### TASK STATEMENT
Copy the data below exactly, omitting any picture it contains.

------ STORED DATA ------

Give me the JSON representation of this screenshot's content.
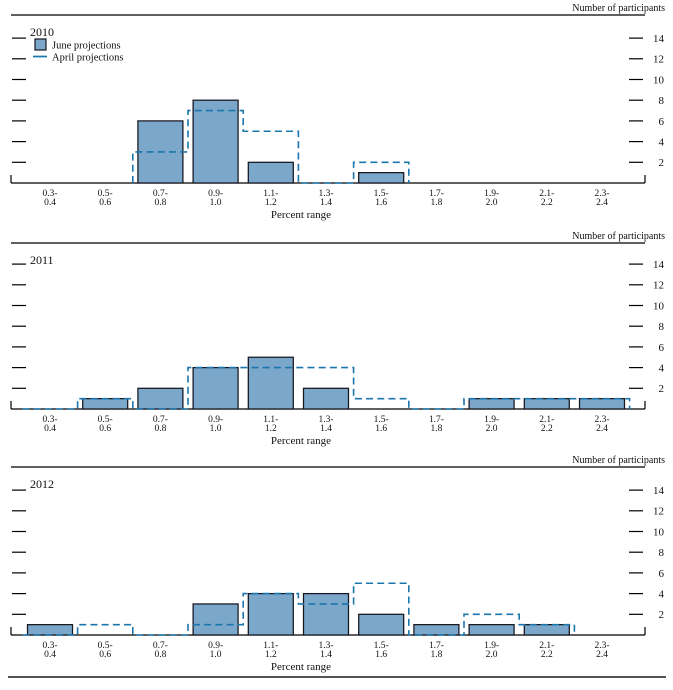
{
  "figure": {
    "right_axis_label": "Number of participants",
    "x_axis_label": "Percent range",
    "legend": [
      {
        "label": "June projections",
        "swatch": "filled-bar"
      },
      {
        "label": "April projections",
        "swatch": "dashed-line"
      }
    ],
    "y_ticks": [
      2,
      4,
      6,
      8,
      10,
      12,
      14
    ],
    "bin_labels": [
      [
        "0.3-",
        "0.4"
      ],
      [
        "0.5-",
        "0.6"
      ],
      [
        "0.7-",
        "0.8"
      ],
      [
        "0.9-",
        "1.0"
      ],
      [
        "1.1-",
        "1.2"
      ],
      [
        "1.3-",
        "1.4"
      ],
      [
        "1.5-",
        "1.6"
      ],
      [
        "1.7-",
        "1.8"
      ],
      [
        "1.9-",
        "2.0"
      ],
      [
        "2.1-",
        "2.2"
      ],
      [
        "2.3-",
        "2.4"
      ]
    ],
    "colors": {
      "bar_fill": "#7ba7ca",
      "bar_stroke": "#16161f",
      "april_line": "#1b76ad",
      "axis": "#000000",
      "text": "#111111"
    }
  },
  "chart_data": [
    {
      "type": "bar",
      "title": "2010",
      "categories": [
        "0.3-0.4",
        "0.5-0.6",
        "0.7-0.8",
        "0.9-1.0",
        "1.1-1.2",
        "1.3-1.4",
        "1.5-1.6",
        "1.7-1.8",
        "1.9-2.0",
        "2.1-2.2",
        "2.3-2.4"
      ],
      "series": [
        {
          "name": "June projections",
          "style": "bar",
          "values": [
            0,
            0,
            6,
            8,
            2,
            0,
            1,
            0,
            0,
            0,
            0
          ]
        },
        {
          "name": "April projections",
          "style": "dashed-step",
          "values": [
            0,
            0,
            3,
            7,
            5,
            0,
            2,
            0,
            0,
            0,
            0
          ],
          "outline_extent_bins": [
            2,
            6
          ]
        }
      ],
      "xlabel": "Percent range",
      "ylabel": "Number of participants",
      "ylim": [
        0,
        15.5
      ],
      "yticks": [
        2,
        4,
        6,
        8,
        10,
        12,
        14
      ],
      "legend_position": "top-left",
      "grid": false
    },
    {
      "type": "bar",
      "title": "2011",
      "categories": [
        "0.3-0.4",
        "0.5-0.6",
        "0.7-0.8",
        "0.9-1.0",
        "1.1-1.2",
        "1.3-1.4",
        "1.5-1.6",
        "1.7-1.8",
        "1.9-2.0",
        "2.1-2.2",
        "2.3-2.4"
      ],
      "series": [
        {
          "name": "June projections",
          "style": "bar",
          "values": [
            0,
            1,
            2,
            4,
            5,
            2,
            0,
            0,
            1,
            1,
            1
          ]
        },
        {
          "name": "April projections",
          "style": "dashed-step",
          "values": [
            0,
            1,
            0,
            4,
            4,
            4,
            1,
            0,
            1,
            1,
            1
          ],
          "outline_extent_bins": [
            0,
            10
          ]
        }
      ],
      "xlabel": "Percent range",
      "ylabel": "Number of participants",
      "ylim": [
        0,
        15.5
      ],
      "yticks": [
        2,
        4,
        6,
        8,
        10,
        12,
        14
      ],
      "grid": false
    },
    {
      "type": "bar",
      "title": "2012",
      "categories": [
        "0.3-0.4",
        "0.5-0.6",
        "0.7-0.8",
        "0.9-1.0",
        "1.1-1.2",
        "1.3-1.4",
        "1.5-1.6",
        "1.7-1.8",
        "1.9-2.0",
        "2.1-2.2",
        "2.3-2.4"
      ],
      "series": [
        {
          "name": "June projections",
          "style": "bar",
          "values": [
            1,
            0,
            0,
            3,
            4,
            4,
            2,
            1,
            1,
            1,
            0
          ]
        },
        {
          "name": "April projections",
          "style": "dashed-step",
          "values": [
            0,
            1,
            0,
            1,
            4,
            3,
            5,
            0,
            2,
            1,
            0
          ],
          "outline_extent_bins": [
            0,
            9
          ]
        }
      ],
      "xlabel": "Percent range",
      "ylabel": "Number of participants",
      "ylim": [
        0,
        15.5
      ],
      "yticks": [
        2,
        4,
        6,
        8,
        10,
        12,
        14
      ],
      "grid": false
    }
  ]
}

------

### EXERCISE RESULT
Give me the JSON representation of this screenshot's content.
{
  "figure": {
    "right_axis_label": "Number of participants",
    "x_axis_label": "Percent range",
    "legend": [
      {
        "label": "June projections",
        "swatch": "filled-bar"
      },
      {
        "label": "April projections",
        "swatch": "dashed-line"
      }
    ],
    "y_ticks": [
      2,
      4,
      6,
      8,
      10,
      12,
      14
    ],
    "bin_labels": [
      [
        "0.3-",
        "0.4"
      ],
      [
        "0.5-",
        "0.6"
      ],
      [
        "0.7-",
        "0.8"
      ],
      [
        "0.9-",
        "1.0"
      ],
      [
        "1.1-",
        "1.2"
      ],
      [
        "1.3-",
        "1.4"
      ],
      [
        "1.5-",
        "1.6"
      ],
      [
        "1.7-",
        "1.8"
      ],
      [
        "1.9-",
        "2.0"
      ],
      [
        "2.1-",
        "2.2"
      ],
      [
        "2.3-",
        "2.4"
      ]
    ],
    "colors": {
      "bar_fill": "#7ba7ca",
      "bar_stroke": "#16161f",
      "april_line": "#1b76ad",
      "axis": "#000000",
      "text": "#111111"
    }
  },
  "chart_data": [
    {
      "type": "bar",
      "title": "2010",
      "categories": [
        "0.3-0.4",
        "0.5-0.6",
        "0.7-0.8",
        "0.9-1.0",
        "1.1-1.2",
        "1.3-1.4",
        "1.5-1.6",
        "1.7-1.8",
        "1.9-2.0",
        "2.1-2.2",
        "2.3-2.4"
      ],
      "series": [
        {
          "name": "June projections",
          "style": "bar",
          "values": [
            0,
            0,
            6,
            8,
            2,
            0,
            1,
            0,
            0,
            0,
            0
          ]
        },
        {
          "name": "April projections",
          "style": "dashed-step",
          "values": [
            0,
            0,
            3,
            7,
            5,
            0,
            2,
            0,
            0,
            0,
            0
          ],
          "outline_extent_bins": [
            2,
            6
          ]
        }
      ],
      "xlabel": "Percent range",
      "ylabel": "Number of participants",
      "ylim": [
        0,
        15.5
      ],
      "yticks": [
        2,
        4,
        6,
        8,
        10,
        12,
        14
      ],
      "legend_position": "top-left",
      "grid": false
    },
    {
      "type": "bar",
      "title": "2011",
      "categories": [
        "0.3-0.4",
        "0.5-0.6",
        "0.7-0.8",
        "0.9-1.0",
        "1.1-1.2",
        "1.3-1.4",
        "1.5-1.6",
        "1.7-1.8",
        "1.9-2.0",
        "2.1-2.2",
        "2.3-2.4"
      ],
      "series": [
        {
          "name": "June projections",
          "style": "bar",
          "values": [
            0,
            1,
            2,
            4,
            5,
            2,
            0,
            0,
            1,
            1,
            1
          ]
        },
        {
          "name": "April projections",
          "style": "dashed-step",
          "values": [
            0,
            1,
            0,
            4,
            4,
            4,
            1,
            0,
            1,
            1,
            1
          ],
          "outline_extent_bins": [
            0,
            10
          ]
        }
      ],
      "xlabel": "Percent range",
      "ylabel": "Number of participants",
      "ylim": [
        0,
        15.5
      ],
      "yticks": [
        2,
        4,
        6,
        8,
        10,
        12,
        14
      ],
      "grid": false
    },
    {
      "type": "bar",
      "title": "2012",
      "categories": [
        "0.3-0.4",
        "0.5-0.6",
        "0.7-0.8",
        "0.9-1.0",
        "1.1-1.2",
        "1.3-1.4",
        "1.5-1.6",
        "1.7-1.8",
        "1.9-2.0",
        "2.1-2.2",
        "2.3-2.4"
      ],
      "series": [
        {
          "name": "June projections",
          "style": "bar",
          "values": [
            1,
            0,
            0,
            3,
            4,
            4,
            2,
            1,
            1,
            1,
            0
          ]
        },
        {
          "name": "April projections",
          "style": "dashed-step",
          "values": [
            0,
            1,
            0,
            1,
            4,
            3,
            5,
            0,
            2,
            1,
            0
          ],
          "outline_extent_bins": [
            0,
            9
          ]
        }
      ],
      "xlabel": "Percent range",
      "ylabel": "Number of participants",
      "ylim": [
        0,
        15.5
      ],
      "yticks": [
        2,
        4,
        6,
        8,
        10,
        12,
        14
      ],
      "grid": false
    }
  ]
}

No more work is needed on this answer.